* Start MATERIAL TO PROCESS *

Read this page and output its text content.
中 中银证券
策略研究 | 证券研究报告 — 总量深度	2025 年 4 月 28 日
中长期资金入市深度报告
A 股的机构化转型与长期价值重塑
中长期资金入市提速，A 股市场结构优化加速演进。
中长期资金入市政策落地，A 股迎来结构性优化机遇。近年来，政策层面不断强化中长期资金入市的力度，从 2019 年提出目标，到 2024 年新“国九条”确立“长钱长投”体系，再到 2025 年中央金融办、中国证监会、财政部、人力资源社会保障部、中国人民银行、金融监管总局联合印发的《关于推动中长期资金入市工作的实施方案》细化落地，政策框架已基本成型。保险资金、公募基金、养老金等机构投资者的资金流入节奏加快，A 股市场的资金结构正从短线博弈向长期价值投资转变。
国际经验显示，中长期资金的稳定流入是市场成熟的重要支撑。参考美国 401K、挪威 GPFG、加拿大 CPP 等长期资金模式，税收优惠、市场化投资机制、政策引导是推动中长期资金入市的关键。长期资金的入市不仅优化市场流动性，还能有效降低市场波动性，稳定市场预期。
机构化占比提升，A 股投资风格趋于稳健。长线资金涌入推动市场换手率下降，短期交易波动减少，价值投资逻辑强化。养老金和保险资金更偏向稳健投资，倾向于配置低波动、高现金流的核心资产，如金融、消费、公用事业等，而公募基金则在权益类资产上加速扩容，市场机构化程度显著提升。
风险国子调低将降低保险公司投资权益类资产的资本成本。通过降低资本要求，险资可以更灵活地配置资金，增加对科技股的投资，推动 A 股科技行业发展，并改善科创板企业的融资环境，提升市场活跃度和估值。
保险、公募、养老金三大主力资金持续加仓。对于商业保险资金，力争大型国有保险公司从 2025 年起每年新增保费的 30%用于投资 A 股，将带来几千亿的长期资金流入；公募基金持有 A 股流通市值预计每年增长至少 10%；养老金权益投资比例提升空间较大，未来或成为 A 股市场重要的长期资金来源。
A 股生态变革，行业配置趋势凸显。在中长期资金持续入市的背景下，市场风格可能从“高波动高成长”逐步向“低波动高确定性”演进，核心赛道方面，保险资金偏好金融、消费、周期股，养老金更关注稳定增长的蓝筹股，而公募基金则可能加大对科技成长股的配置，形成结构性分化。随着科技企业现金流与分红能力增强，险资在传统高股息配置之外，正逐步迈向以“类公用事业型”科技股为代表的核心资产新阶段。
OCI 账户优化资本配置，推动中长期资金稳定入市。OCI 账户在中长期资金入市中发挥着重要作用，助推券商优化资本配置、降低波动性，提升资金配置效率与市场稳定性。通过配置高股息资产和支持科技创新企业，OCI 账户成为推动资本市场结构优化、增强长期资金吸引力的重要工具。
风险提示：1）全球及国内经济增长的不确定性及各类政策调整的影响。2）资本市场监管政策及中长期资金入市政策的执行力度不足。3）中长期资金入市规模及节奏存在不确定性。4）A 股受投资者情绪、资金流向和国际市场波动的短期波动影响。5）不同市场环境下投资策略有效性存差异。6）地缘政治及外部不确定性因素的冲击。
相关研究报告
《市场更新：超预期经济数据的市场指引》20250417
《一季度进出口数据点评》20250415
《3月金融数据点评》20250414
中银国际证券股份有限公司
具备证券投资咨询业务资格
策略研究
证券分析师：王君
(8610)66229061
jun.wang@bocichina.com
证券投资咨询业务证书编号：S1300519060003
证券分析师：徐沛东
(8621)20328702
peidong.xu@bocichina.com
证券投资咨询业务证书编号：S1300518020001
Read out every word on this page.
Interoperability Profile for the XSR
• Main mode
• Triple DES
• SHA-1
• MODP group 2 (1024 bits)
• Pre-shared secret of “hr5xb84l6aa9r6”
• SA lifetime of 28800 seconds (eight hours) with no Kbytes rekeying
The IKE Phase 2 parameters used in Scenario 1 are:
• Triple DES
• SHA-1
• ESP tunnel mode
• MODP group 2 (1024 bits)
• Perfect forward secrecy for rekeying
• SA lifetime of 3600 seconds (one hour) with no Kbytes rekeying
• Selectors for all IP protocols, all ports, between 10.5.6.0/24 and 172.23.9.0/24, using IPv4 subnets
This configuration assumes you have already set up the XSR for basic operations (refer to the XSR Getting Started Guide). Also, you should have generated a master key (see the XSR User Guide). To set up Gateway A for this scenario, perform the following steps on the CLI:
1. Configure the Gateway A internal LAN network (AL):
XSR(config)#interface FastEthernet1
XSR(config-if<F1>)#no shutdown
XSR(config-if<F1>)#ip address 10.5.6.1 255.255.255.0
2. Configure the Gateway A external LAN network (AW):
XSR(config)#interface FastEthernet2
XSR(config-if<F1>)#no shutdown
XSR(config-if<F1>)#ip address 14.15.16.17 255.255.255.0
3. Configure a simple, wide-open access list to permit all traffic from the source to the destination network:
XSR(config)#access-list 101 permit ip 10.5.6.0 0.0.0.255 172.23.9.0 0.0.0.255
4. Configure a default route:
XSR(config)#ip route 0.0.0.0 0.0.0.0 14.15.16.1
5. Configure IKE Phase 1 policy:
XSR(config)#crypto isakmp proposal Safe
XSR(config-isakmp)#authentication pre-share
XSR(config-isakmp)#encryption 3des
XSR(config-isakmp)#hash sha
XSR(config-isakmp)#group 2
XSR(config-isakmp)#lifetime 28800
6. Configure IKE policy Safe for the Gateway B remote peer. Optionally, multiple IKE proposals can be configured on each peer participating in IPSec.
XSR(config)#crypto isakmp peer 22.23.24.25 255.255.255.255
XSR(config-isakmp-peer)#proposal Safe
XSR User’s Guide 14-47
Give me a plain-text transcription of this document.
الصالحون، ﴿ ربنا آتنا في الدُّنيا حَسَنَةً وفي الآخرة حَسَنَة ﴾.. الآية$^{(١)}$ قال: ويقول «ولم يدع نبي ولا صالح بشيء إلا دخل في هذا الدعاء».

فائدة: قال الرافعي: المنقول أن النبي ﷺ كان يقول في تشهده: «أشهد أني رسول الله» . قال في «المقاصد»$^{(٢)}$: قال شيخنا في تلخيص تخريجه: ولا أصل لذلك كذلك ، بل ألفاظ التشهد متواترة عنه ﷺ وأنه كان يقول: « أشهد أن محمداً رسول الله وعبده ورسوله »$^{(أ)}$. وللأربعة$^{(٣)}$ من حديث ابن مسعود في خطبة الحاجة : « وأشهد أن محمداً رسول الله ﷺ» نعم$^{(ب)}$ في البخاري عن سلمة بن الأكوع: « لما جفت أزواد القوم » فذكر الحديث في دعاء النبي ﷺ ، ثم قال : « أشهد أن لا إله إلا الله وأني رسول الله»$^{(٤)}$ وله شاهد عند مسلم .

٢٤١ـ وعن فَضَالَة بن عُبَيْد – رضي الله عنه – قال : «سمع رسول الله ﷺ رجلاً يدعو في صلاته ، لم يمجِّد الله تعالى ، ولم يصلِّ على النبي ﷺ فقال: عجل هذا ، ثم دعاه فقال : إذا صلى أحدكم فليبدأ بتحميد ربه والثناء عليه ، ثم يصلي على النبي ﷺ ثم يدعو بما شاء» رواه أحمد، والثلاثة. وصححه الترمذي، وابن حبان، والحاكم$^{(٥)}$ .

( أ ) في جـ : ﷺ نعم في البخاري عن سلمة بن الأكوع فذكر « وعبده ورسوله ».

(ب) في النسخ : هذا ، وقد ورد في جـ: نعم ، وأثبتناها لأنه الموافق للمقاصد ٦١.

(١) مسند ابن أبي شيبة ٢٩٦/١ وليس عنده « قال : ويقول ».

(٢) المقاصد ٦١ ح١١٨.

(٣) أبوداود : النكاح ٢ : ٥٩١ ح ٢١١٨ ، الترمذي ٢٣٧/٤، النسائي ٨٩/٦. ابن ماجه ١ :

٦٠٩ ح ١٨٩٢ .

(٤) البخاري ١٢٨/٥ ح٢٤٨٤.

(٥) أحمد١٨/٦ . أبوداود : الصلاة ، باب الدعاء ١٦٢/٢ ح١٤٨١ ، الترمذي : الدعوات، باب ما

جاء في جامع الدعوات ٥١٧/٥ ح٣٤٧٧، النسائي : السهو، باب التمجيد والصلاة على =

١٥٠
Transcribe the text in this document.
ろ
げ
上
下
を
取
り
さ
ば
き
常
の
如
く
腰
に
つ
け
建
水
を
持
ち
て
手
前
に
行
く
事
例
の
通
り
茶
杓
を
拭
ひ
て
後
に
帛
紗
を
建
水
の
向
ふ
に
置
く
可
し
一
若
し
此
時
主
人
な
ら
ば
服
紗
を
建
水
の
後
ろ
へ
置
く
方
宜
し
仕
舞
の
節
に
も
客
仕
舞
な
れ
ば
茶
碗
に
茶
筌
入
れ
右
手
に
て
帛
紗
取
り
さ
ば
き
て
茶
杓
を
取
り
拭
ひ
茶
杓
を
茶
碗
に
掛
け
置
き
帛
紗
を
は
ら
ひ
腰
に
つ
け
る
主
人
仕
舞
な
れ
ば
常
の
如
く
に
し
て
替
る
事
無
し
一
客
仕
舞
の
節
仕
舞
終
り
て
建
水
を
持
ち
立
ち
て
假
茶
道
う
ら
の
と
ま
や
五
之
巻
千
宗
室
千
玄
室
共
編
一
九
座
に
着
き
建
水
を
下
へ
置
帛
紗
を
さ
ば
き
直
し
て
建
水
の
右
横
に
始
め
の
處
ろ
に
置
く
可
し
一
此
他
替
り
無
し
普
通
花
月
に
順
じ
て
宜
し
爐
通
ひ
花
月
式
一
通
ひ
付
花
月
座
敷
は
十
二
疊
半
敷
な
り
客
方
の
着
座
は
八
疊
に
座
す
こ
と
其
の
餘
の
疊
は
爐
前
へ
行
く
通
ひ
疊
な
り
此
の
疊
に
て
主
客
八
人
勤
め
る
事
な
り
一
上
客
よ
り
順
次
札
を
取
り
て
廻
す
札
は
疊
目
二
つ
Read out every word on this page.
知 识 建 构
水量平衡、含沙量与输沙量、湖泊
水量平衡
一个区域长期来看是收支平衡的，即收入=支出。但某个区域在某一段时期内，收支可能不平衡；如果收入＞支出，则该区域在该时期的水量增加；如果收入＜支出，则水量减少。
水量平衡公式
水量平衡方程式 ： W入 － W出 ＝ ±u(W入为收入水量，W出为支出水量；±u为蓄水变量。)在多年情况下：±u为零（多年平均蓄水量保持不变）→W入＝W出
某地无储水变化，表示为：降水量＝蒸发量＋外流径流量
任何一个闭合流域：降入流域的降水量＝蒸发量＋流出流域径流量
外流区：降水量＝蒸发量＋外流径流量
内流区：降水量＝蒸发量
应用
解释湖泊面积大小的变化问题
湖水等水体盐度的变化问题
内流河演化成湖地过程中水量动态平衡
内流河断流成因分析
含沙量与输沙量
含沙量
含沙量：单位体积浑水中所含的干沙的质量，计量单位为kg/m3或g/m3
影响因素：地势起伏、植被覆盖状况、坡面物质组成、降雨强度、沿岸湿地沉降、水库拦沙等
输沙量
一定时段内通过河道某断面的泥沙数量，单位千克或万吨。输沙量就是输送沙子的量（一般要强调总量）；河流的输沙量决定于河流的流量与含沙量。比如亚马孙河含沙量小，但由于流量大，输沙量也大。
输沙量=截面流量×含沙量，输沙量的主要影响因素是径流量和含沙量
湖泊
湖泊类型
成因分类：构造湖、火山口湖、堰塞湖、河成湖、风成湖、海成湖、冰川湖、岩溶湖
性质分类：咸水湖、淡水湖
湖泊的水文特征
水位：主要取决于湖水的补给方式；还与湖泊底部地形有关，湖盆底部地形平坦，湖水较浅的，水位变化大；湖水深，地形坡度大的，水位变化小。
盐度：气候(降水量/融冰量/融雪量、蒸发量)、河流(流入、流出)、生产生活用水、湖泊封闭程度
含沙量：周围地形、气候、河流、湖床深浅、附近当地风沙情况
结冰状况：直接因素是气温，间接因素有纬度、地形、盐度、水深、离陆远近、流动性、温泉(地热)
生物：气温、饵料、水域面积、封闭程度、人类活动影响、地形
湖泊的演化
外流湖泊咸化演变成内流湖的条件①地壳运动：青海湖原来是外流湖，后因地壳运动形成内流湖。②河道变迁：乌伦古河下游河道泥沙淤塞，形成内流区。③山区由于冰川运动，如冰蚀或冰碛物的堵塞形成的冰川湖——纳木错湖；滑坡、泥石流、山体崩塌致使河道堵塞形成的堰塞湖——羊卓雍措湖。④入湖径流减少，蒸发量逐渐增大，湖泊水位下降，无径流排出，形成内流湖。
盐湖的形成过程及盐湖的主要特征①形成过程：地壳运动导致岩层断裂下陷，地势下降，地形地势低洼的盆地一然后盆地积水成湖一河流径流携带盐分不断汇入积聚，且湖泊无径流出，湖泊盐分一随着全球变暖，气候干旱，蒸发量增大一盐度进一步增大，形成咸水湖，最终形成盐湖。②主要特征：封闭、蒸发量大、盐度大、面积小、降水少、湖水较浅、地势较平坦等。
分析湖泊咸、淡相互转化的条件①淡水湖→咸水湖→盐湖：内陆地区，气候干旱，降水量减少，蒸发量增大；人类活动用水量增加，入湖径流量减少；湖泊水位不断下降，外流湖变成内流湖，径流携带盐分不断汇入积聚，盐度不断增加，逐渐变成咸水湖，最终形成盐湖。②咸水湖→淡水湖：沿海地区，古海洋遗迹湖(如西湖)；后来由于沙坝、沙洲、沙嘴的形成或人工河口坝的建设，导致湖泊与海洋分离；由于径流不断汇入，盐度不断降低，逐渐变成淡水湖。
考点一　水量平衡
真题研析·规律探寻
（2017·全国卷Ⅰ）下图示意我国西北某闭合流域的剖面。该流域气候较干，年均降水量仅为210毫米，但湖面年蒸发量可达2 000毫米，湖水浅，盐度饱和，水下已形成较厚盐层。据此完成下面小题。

* End MATERIAL TO PROCESS *

> **REQUIRED WORK**:
Consider the entries above and return each line with the string "policy".

> **IN RESPONSE**:
5. Configure IKE Phase 1 policy:
6. Configure IKE policy Safe for the Gateway B remote peer. Optionally, multiple IKE proposals can be configured on each peer participating in IPSec.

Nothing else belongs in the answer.